◆ Задание A
Переведите на английский язык предложение из отрывка о преданиях про Пугачева: «С образом Пугачева в преданиях связано использование мотива мудрого суда».
◆ Задание B
Приведите продолжение отрывка о преданиях про Пугачева, начиная после его последнего предложения.

◆ Приведенный отрывок
* * * * * * * * *

С образом Пугачева в преданиях связано использование мотива мудрого суда. В этом мотиве получило отражение древнее представление, что божественные силы оказывают покровительство невиновному [Чистов 2003: 324]. Однако в преданиях мифологические элементы, изначально входившие в рассматриваемый мотив, приобретают реалистический характер: "Вскоре он [Пугачев] вышел на площадь, где народ собрался, и стал судить схваченного казаками приказчика: "Обижал народ?" – "Обижал, измывался над нами". Постановил тут же повесить приказчика. Повесили при одобрительных криках крепостных" [Материалы и исследования 1974: 133–134].

* * * * * * * * *

◆ Выбранные записи
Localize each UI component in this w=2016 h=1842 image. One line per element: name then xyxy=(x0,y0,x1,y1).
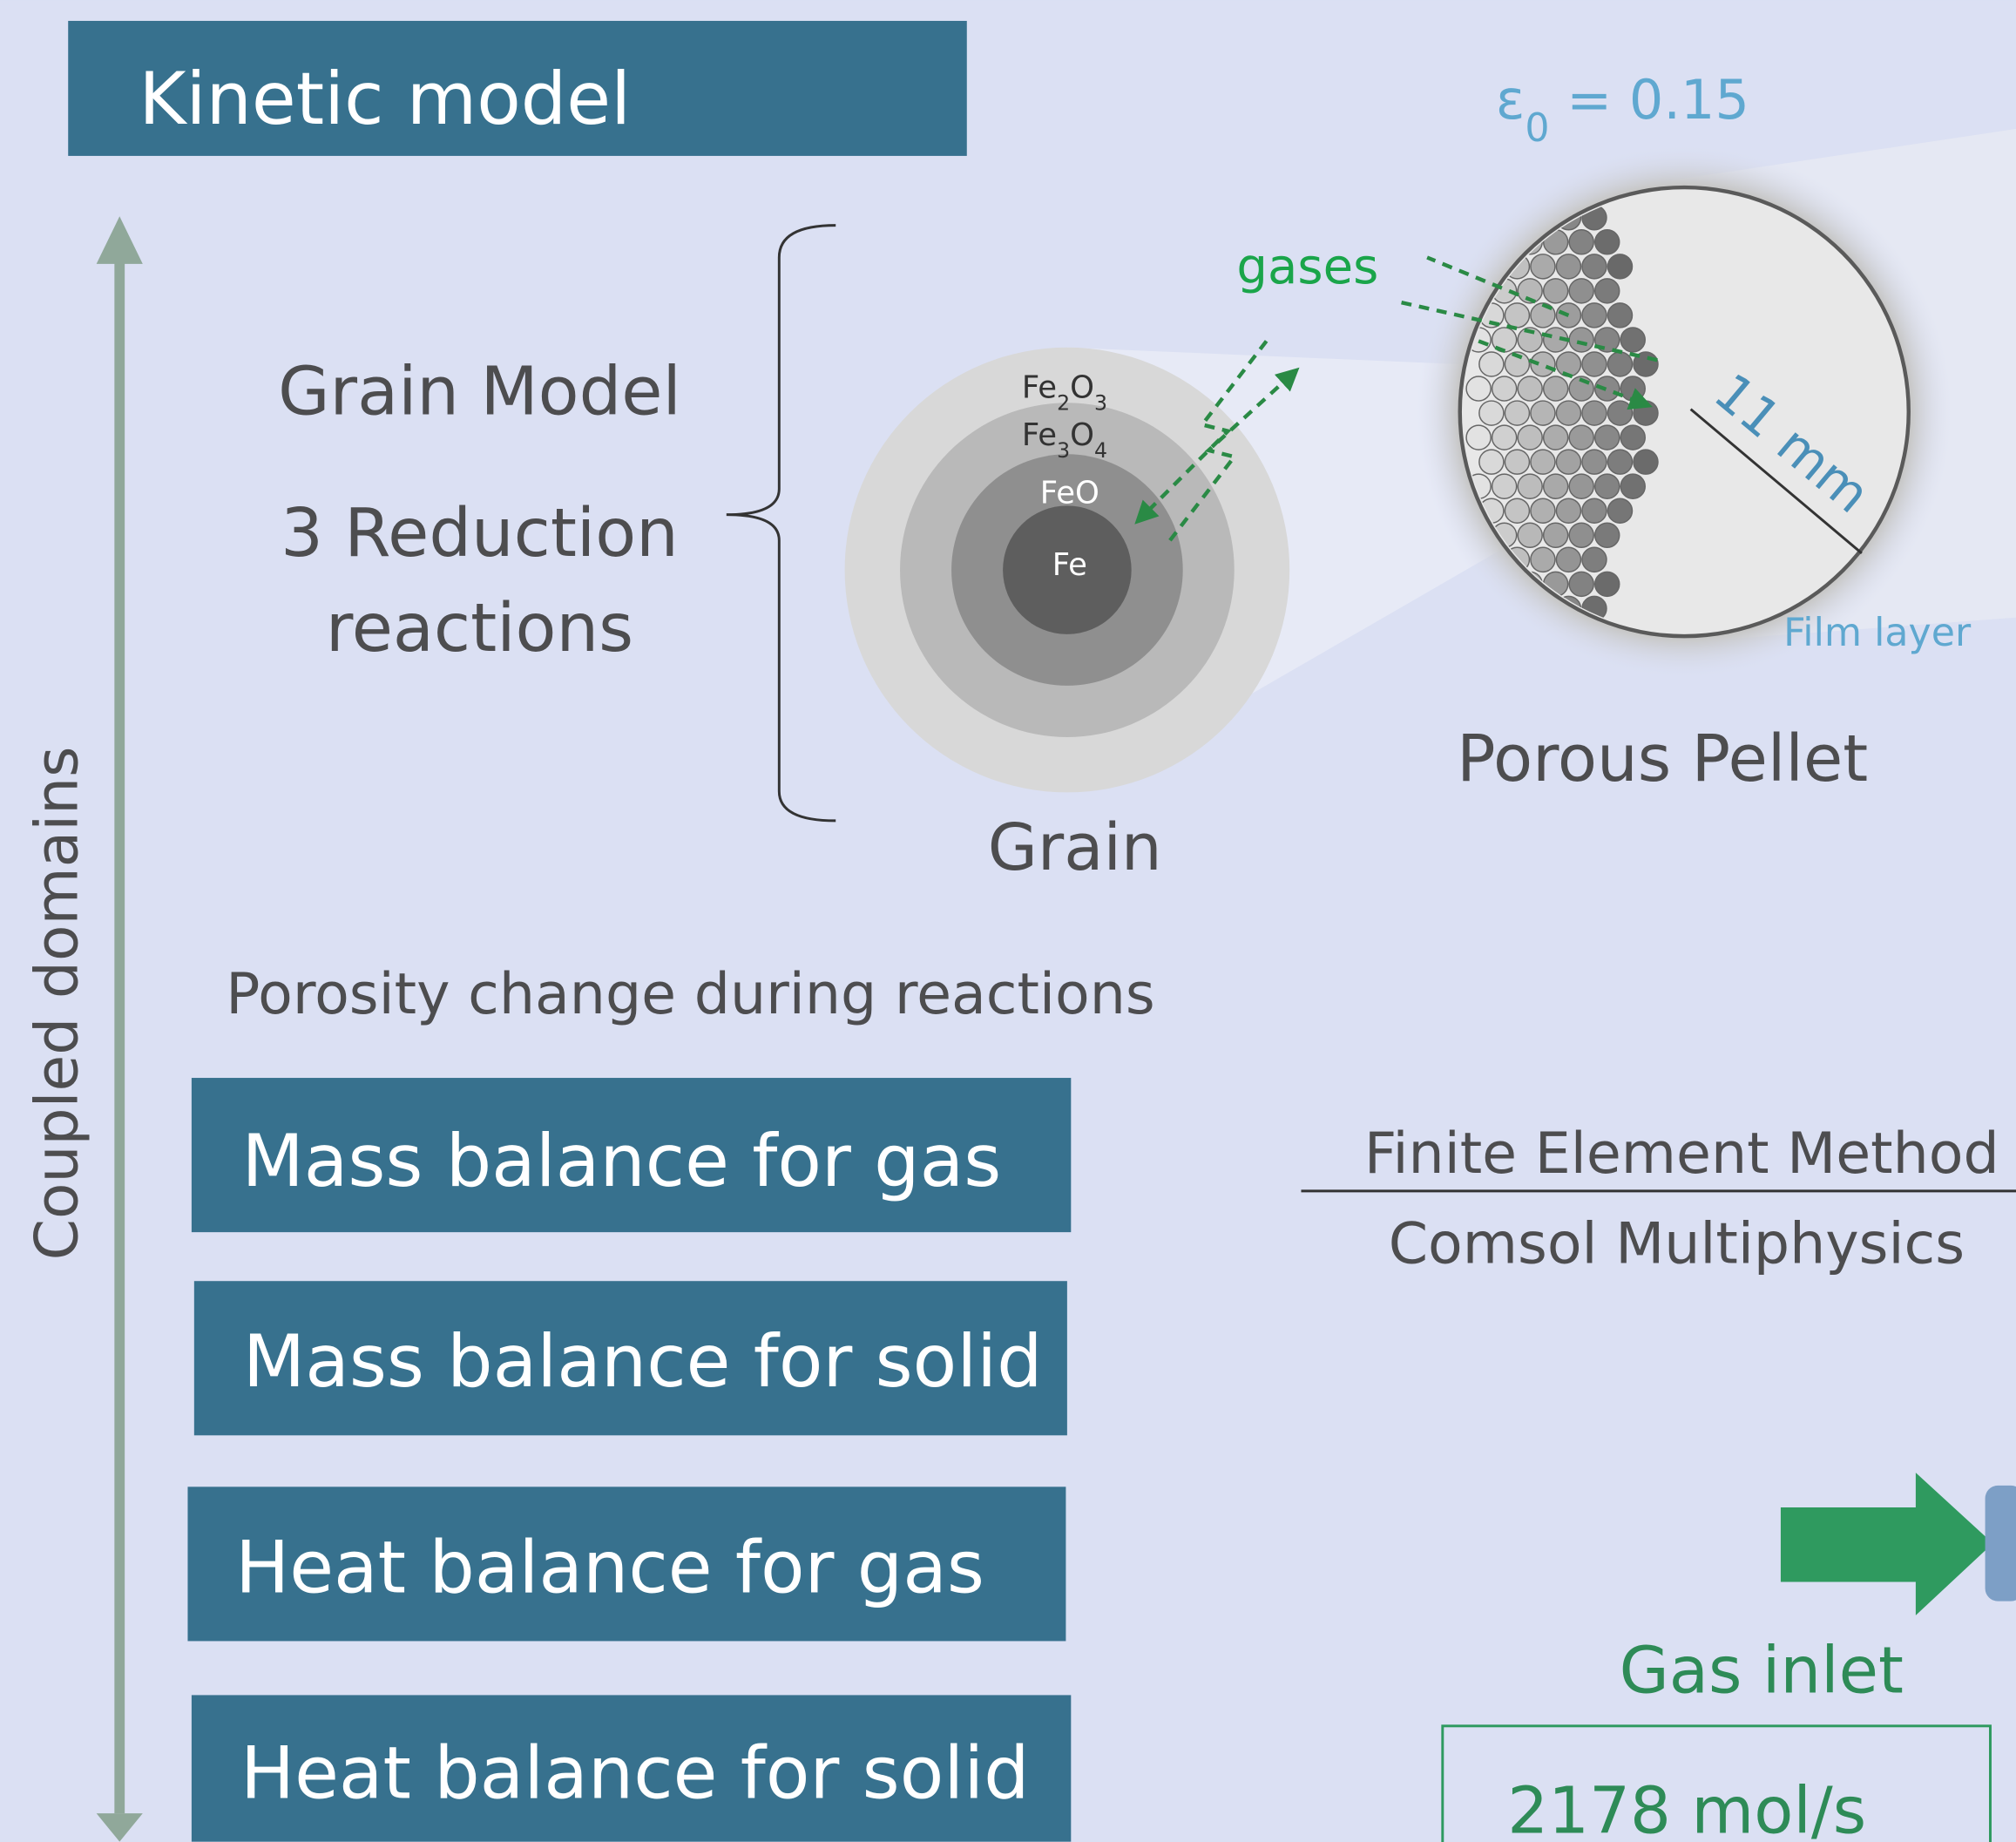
pellet-grain xyxy=(1607,254,1632,279)
pellet-grain xyxy=(1466,425,1491,450)
grain-model-title: Grain Model xyxy=(278,354,681,431)
method-name: Finite Element Method xyxy=(1364,1121,1999,1187)
reactor-edge xyxy=(1986,1486,2016,1602)
pellet-grain xyxy=(1569,572,1593,596)
pellet-grain xyxy=(1582,498,1607,523)
pellet-grain xyxy=(1518,474,1542,498)
pellet-grain xyxy=(1492,474,1517,498)
pellet-grain xyxy=(1595,279,1620,303)
pellet-grain xyxy=(1620,328,1645,352)
pellet-grain xyxy=(1595,523,1620,547)
pellet-label: Porous Pellet xyxy=(1457,722,1868,796)
gases-label: gases xyxy=(1236,239,1378,295)
pellet-grain xyxy=(1569,230,1593,254)
pellet-grain xyxy=(1518,376,1542,401)
formula-part: = 0.15 xyxy=(1550,68,1749,132)
pellet-grain xyxy=(1479,401,1504,425)
formula-sub: 2 xyxy=(1057,390,1070,415)
pellet-grain xyxy=(1518,523,1542,547)
method-software: Comsol Multiphysics xyxy=(1389,1212,1965,1277)
pellet-grain xyxy=(1544,425,1568,450)
pellet-grain xyxy=(1544,474,1568,498)
diagram: Kinetic model Coupled domains Grain Mode… xyxy=(0,0,2016,1842)
inlet-flow: 2178 mol/s xyxy=(1507,1774,1866,1842)
pellet-grain xyxy=(1634,450,1658,474)
porosity-note: Porosity change during reactions xyxy=(226,962,1154,1027)
pellet-grain xyxy=(1556,547,1580,572)
balance-label: Mass balance for solid xyxy=(243,1320,1043,1404)
pellet-grain xyxy=(1582,254,1607,279)
pellet-grain xyxy=(1556,401,1580,425)
pellet-grain xyxy=(1607,352,1632,376)
pellet-grain xyxy=(1531,254,1555,279)
pellet-grain xyxy=(1582,352,1607,376)
pellet-grain xyxy=(1607,401,1632,425)
reactions-line: reactions xyxy=(326,590,633,667)
pellet-grain xyxy=(1556,498,1580,523)
pellet-grain xyxy=(1466,376,1491,401)
pellet-grain xyxy=(1569,474,1593,498)
pellet-grain xyxy=(1531,547,1555,572)
pellet-grain xyxy=(1479,352,1504,376)
pellet-grain xyxy=(1531,450,1555,474)
pellet-grain xyxy=(1607,450,1632,474)
pellet-grain xyxy=(1607,303,1632,328)
pellet-grain xyxy=(1582,303,1607,328)
page: {"header": {"title": "Kinetic model"}, "… xyxy=(0,0,2016,1842)
pellet-grain xyxy=(1620,425,1645,450)
pellet-grain xyxy=(1479,450,1504,474)
pellet-grain xyxy=(1595,376,1620,401)
grain-label: Grain xyxy=(988,811,1162,885)
pellet-grain xyxy=(1569,279,1593,303)
formula-sub: 4 xyxy=(1094,438,1107,463)
pellet-grain xyxy=(1518,425,1542,450)
formula-part: O xyxy=(1070,417,1094,453)
pellet-grain xyxy=(1544,376,1568,401)
pellet-grain xyxy=(1505,401,1529,425)
formula-part: Fe xyxy=(1022,369,1057,405)
balance-label: Mass balance for gas xyxy=(241,1120,1001,1203)
pellet-grain xyxy=(1569,328,1593,352)
pellet-grain xyxy=(1595,474,1620,498)
layer-label: Fe xyxy=(1052,547,1087,583)
layer-label: FeO xyxy=(1040,475,1099,511)
pellet-grain xyxy=(1492,425,1517,450)
pellet-grain xyxy=(1620,474,1645,498)
pellet-grain xyxy=(1556,254,1580,279)
inlet-label: Gas inlet xyxy=(1620,1634,1904,1708)
film-label: Film layer xyxy=(1783,611,1972,655)
pellet-grain xyxy=(1492,376,1517,401)
pellet-grain xyxy=(1505,450,1529,474)
formula-sub: 0 xyxy=(1525,106,1549,151)
side-label: Coupled domains xyxy=(24,747,92,1261)
pellet-grain xyxy=(1544,523,1568,547)
pellet-grain xyxy=(1582,401,1607,425)
pellet-grain xyxy=(1595,425,1620,450)
formula-part: O xyxy=(1070,369,1094,405)
pellet-grain xyxy=(1531,401,1555,425)
pellet-grain xyxy=(1607,498,1632,523)
formula-sub: 3 xyxy=(1057,438,1070,463)
reactions-line: 3 Reduction xyxy=(281,495,679,572)
pellet-grain xyxy=(1595,572,1620,596)
pellet-grain xyxy=(1556,450,1580,474)
pellet-grain xyxy=(1634,401,1658,425)
pellet-grain xyxy=(1505,303,1529,328)
pellet-grain xyxy=(1569,425,1593,450)
pellet-grain xyxy=(1582,450,1607,474)
pellet-grain xyxy=(1531,498,1555,523)
pellet-grain xyxy=(1569,523,1593,547)
pellet-grain xyxy=(1582,547,1607,572)
balance-label: Heat balance for gas xyxy=(235,1526,984,1609)
pellet-grain xyxy=(1544,279,1568,303)
balance-label: Heat balance for solid xyxy=(240,1731,1030,1815)
pellet-grain xyxy=(1556,352,1580,376)
pellet-grain xyxy=(1620,376,1645,401)
formula-part: ε xyxy=(1496,68,1526,132)
title: Kinetic model xyxy=(139,58,631,141)
pellet-grain xyxy=(1505,498,1529,523)
formula-sub: 3 xyxy=(1094,390,1107,415)
pellet-grain xyxy=(1595,230,1620,254)
formula-part: Fe xyxy=(1022,417,1057,453)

* * * * * * * * *

◆ Результат A
In the legends, the image of Pugachev is associated with the use of the wise judgment motif.

◆ Результат B
К числу мотивов, с помощью которых раскрывается сущность Пугачева как "народного заступника", относится мотив пожалования, одаривания им своих подданных, который часто соединяется с мотивом мудрого суда. Так, например, в одном из преданий рассказывается о "царском" дознании, проводимом Пугачевым с целью выяснить, где запрятаны клады заводчика Лугинина (Илларион Лугинин – реальное историческое лицо, владелец Саткинского железоделательного завода). Когда "государев суд" был завершен и "государь-император Петр Третий" велел всем расходиться, из толпы вышла женщина и упала к ногам Пугачева: "Государь, ты не всех еще судил. Не всех казнил. Вели допросить старую ведьму Шарабаниху, компанейщикову приживалку. Она знает, куда упрятал компанейщик свое золото". Шарабаниху вытащили из толпы. Пугачев обращается к старухе: "Так куда же запрятал от меня злато-серебро подлый компанейщик, Василиса Илларионовна?" – "Право, не знаю, батюшка-государь! Ненароком слыхала от внука, будто на реке и на Карагай-горе, а доподлинно не знаю, хоть убей старуху на этом месте". "Полне-те, полнее", – смягчился Пугачев и отпустил Шарабаниху с миром, даже подарил ей золотой рубль" [Легенды и были 1994: 144].
В преданиях наказывается не только социальное зло, но и нравственные пороки: лень, воровство, самодурство. В одном из пугачевских преданий говорится: "…сгорела и наша старая церковь: мужики, что с Пугачевым пришли, самогонки лишку хватили и спалили. А сам он тогда в Касеве находился, в избе Данилки Шитова. <…> Утром вышел он к народу в императорской форме и велел тут же выпороть перед всеми озорников, которые зря пожар затеяли" [Народные сказки, легенды 1969: 131].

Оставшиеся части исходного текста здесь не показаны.